• _Given problem_
What you return should match every record exactly, with the images removed.

Data entries
--- start ---

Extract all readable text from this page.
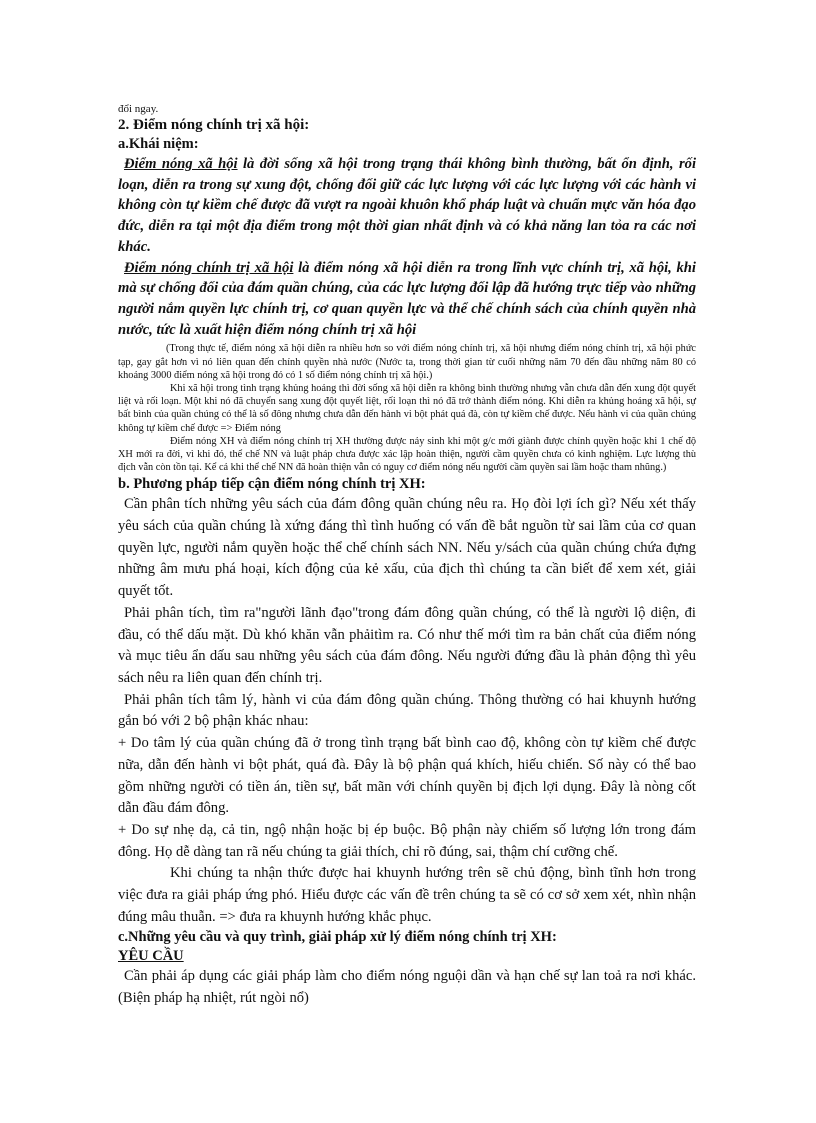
đổi ngay.

2. Điểm nóng chính trị xã hội:

a.Khái niệm:

Điểm nóng xã hội là đời sống xã hội trong trạng thái không bình thường, bất ổn định, rối loạn, diễn ra trong sự xung đột, chống đối giữ các lực lượng với các lực lượng với các hành vi không còn tự kiềm chế được đã vượt ra ngoài khuôn khổ pháp luật và chuẩn mực văn hóa đạo đức, diễn ra tại một địa điểm trong một thời gian nhất định và có khả năng lan tỏa ra các nơi khác.

Điểm nóng chính trị xã hội là điểm nóng xã hội diễn ra trong lĩnh vực chính trị, xã hội, khi mà sự chống đối của đám quần chúng, của các lực lượng đối lập đã hướng trực tiếp vào những người nắm quyền lực chính trị, cơ quan quyền lực và thể chế chính sách của chính quyền nhà nước, tức là xuất hiện điểm nóng chính trị xã hội

(Trong thực tế, điểm nóng xã hội diễn ra nhiều hơn so với điểm nóng chính trị, xã hội nhưng điểm nóng chính trị, xã hội phức tạp, gay gắt hơn vì nó liên quan đến chính quyền nhà nước (Nước ta, trong thời gian từ cuối những năm 70 đến đầu những năm 80 có khoảng 3000 điểm nóng xã hội trong đó có 1 số điểm nóng chính trị xã hội.)

Khi xã hội trong tình trạng khủng hoảng thì đời sống xã hội diễn ra không bình thường nhưng vẫn chưa dẫn đến xung đột quyết liệt và rối loạn. Một khi nó đã chuyển sang xung đột quyết liệt, rối loạn thì nó đã trở thành điểm nóng. Khi diễn ra khủng hoảng xã hội, sự bất bình của quần chúng có thể là số đông nhưng chưa dẫn đến hành vi bột phát quá đà, còn tự kiềm chế được. Nếu hành vi của quần chúng không tự kiềm chế được => Điểm nóng

Điểm nóng XH và điểm nóng chính trị XH thường được nảy sinh khi một g/c mới giành được chính quyền hoặc khi 1 chế độ XH mới ra đời, vì khi đó, thể chế NN và luật pháp chưa được xác lập hoàn thiện, người cầm quyền chưa có kinh nghiệm. Lực lượng thù địch vẫn còn tồn tại. Kể cả khi thể chế NN đã hoàn thiện vẫn có nguy cơ điểm nóng nếu người cầm quyền sai lầm hoặc tham nhũng.)

b. Phương pháp tiếp cận điểm nóng chính trị XH:

Cần phân tích những yêu sách của đám đông quần chúng nêu ra. Họ đòi lợi ích gì? Nếu xét thấy yêu sách của quần chúng là xứng đáng thì tình huống có vấn đề bắt nguồn từ sai lầm của cơ quan quyền lực, người nắm quyền hoặc thể chế chính sách NN. Nếu y/sách của quần chúng chứa đựng những âm mưu phá hoại, kích động của kẻ xấu, của địch thì chúng ta cần biết để xem xét, giải quyết tốt.

Phải phân tích, tìm ra"người lãnh đạo"trong đám đông quần chúng, có thể là người lộ diện, đi đầu, có thể dấu mặt. Dù khó khăn vẫn phảitìm ra. Có như thế mới tìm ra bản chất của điểm nóng và mục tiêu ẩn dấu sau những yêu sách của đám đông. Nếu người đứng đầu là phản động thì yêu sách nêu ra liên quan đến chính trị.

Phải phân tích tâm lý, hành vi của đám đông quần chúng. Thông thường có hai khuynh hướng gắn bó với 2 bộ phận khác nhau:

+ Do tâm lý của quần chúng đã ở trong tình trạng bất bình cao độ, không còn tự kiềm chế được nữa, dẫn đến hành vi bột phát, quá đà. Đây là bộ phận quá khích, hiếu chiến. Số này có thể bao gồm những người có tiền án, tiền sự, bất mãn với chính quyền bị địch lợi dụng. Đây là nòng cốt dẫn đầu đám đông.

+ Do sự nhẹ dạ, cả tin, ngộ nhận hoặc bị ép buộc. Bộ phận này chiếm số lượng lớn trong đám đông. Họ dễ dàng tan rã nếu chúng ta giải thích, chỉ rõ đúng, sai, thậm chí cưỡng chế.

Khi chúng ta nhận thức được hai khuynh hướng trên sẽ chủ động, bình tĩnh hơn trong việc đưa ra giải pháp ứng phó. Hiểu được các vấn đề trên chúng ta sẽ có cơ sở xem xét, nhìn nhận đúng mâu thuẫn. => đưa ra khuynh hướng khắc phục.

c.Những yêu cầu và quy trình, giải pháp xử lý điểm nóng chính trị XH:

YÊU CẦU

Cần phải áp dụng các giải pháp làm cho điểm nóng nguội dần và hạn chế sự lan toả ra nơi khác. (Biện pháp hạ nhiệt, rút ngòi nổ)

--- end ---

• _Full answer_
Extract all readable text from this page.
đổi ngay.

2. Điểm nóng chính trị xã hội:

a.Khái niệm:

Điểm nóng xã hội là đời sống xã hội trong trạng thái không bình thường, bất ổn định, rối loạn, diễn ra trong sự xung đột, chống đối giữ các lực lượng với các lực lượng với các hành vi không còn tự kiềm chế được đã vượt ra ngoài khuôn khổ pháp luật và chuẩn mực văn hóa đạo đức, diễn ra tại một địa điểm trong một thời gian nhất định và có khả năng lan tỏa ra các nơi khác.

Điểm nóng chính trị xã hội là điểm nóng xã hội diễn ra trong lĩnh vực chính trị, xã hội, khi mà sự chống đối của đám quần chúng, của các lực lượng đối lập đã hướng trực tiếp vào những người nắm quyền lực chính trị, cơ quan quyền lực và thể chế chính sách của chính quyền nhà nước, tức là xuất hiện điểm nóng chính trị xã hội

(Trong thực tế, điểm nóng xã hội diễn ra nhiều hơn so với điểm nóng chính trị, xã hội nhưng điểm nóng chính trị, xã hội phức tạp, gay gắt hơn vì nó liên quan đến chính quyền nhà nước (Nước ta, trong thời gian từ cuối những năm 70 đến đầu những năm 80 có khoảng 3000 điểm nóng xã hội trong đó có 1 số điểm nóng chính trị xã hội.)

Khi xã hội trong tình trạng khủng hoảng thì đời sống xã hội diễn ra không bình thường nhưng vẫn chưa dẫn đến xung đột quyết liệt và rối loạn. Một khi nó đã chuyển sang xung đột quyết liệt, rối loạn thì nó đã trở thành điểm nóng. Khi diễn ra khủng hoảng xã hội, sự bất bình của quần chúng có thể là số đông nhưng chưa dẫn đến hành vi bột phát quá đà, còn tự kiềm chế được. Nếu hành vi của quần chúng không tự kiềm chế được => Điểm nóng

Điểm nóng XH và điểm nóng chính trị XH thường được nảy sinh khi một g/c mới giành được chính quyền hoặc khi 1 chế độ XH mới ra đời, vì khi đó, thể chế NN và luật pháp chưa được xác lập hoàn thiện, người cầm quyền chưa có kinh nghiệm. Lực lượng thù địch vẫn còn tồn tại. Kể cả khi thể chế NN đã hoàn thiện vẫn có nguy cơ điểm nóng nếu người cầm quyền sai lầm hoặc tham nhũng.)

b. Phương pháp tiếp cận điểm nóng chính trị XH:

Cần phân tích những yêu sách của đám đông quần chúng nêu ra. Họ đòi lợi ích gì? Nếu xét thấy yêu sách của quần chúng là xứng đáng thì tình huống có vấn đề bắt nguồn từ sai lầm của cơ quan quyền lực, người nắm quyền hoặc thể chế chính sách NN. Nếu y/sách của quần chúng chứa đựng những âm mưu phá hoại, kích động của kẻ xấu, của địch thì chúng ta cần biết để xem xét, giải quyết tốt.

Phải phân tích, tìm ra"người lãnh đạo"trong đám đông quần chúng, có thể là người lộ diện, đi đầu, có thể dấu mặt. Dù khó khăn vẫn phảitìm ra. Có như thế mới tìm ra bản chất của điểm nóng và mục tiêu ẩn dấu sau những yêu sách của đám đông. Nếu người đứng đầu là phản động thì yêu sách nêu ra liên quan đến chính trị.

Phải phân tích tâm lý, hành vi của đám đông quần chúng. Thông thường có hai khuynh hướng gắn bó với 2 bộ phận khác nhau:

+ Do tâm lý của quần chúng đã ở trong tình trạng bất bình cao độ, không còn tự kiềm chế được nữa, dẫn đến hành vi bột phát, quá đà. Đây là bộ phận quá khích, hiếu chiến. Số này có thể bao gồm những người có tiền án, tiền sự, bất mãn với chính quyền bị địch lợi dụng. Đây là nòng cốt dẫn đầu đám đông.

+ Do sự nhẹ dạ, cả tin, ngộ nhận hoặc bị ép buộc. Bộ phận này chiếm số lượng lớn trong đám đông. Họ dễ dàng tan rã nếu chúng ta giải thích, chỉ rõ đúng, sai, thậm chí cưỡng chế.

Khi chúng ta nhận thức được hai khuynh hướng trên sẽ chủ động, bình tĩnh hơn trong việc đưa ra giải pháp ứng phó. Hiểu được các vấn đề trên chúng ta sẽ có cơ sở xem xét, nhìn nhận đúng mâu thuẫn. => đưa ra khuynh hướng khắc phục.

c.Những yêu cầu và quy trình, giải pháp xử lý điểm nóng chính trị XH:

YÊU CẦU

Cần phải áp dụng các giải pháp làm cho điểm nóng nguội dần và hạn chế sự lan toả ra nơi khác. (Biện pháp hạ nhiệt, rút ngòi nổ)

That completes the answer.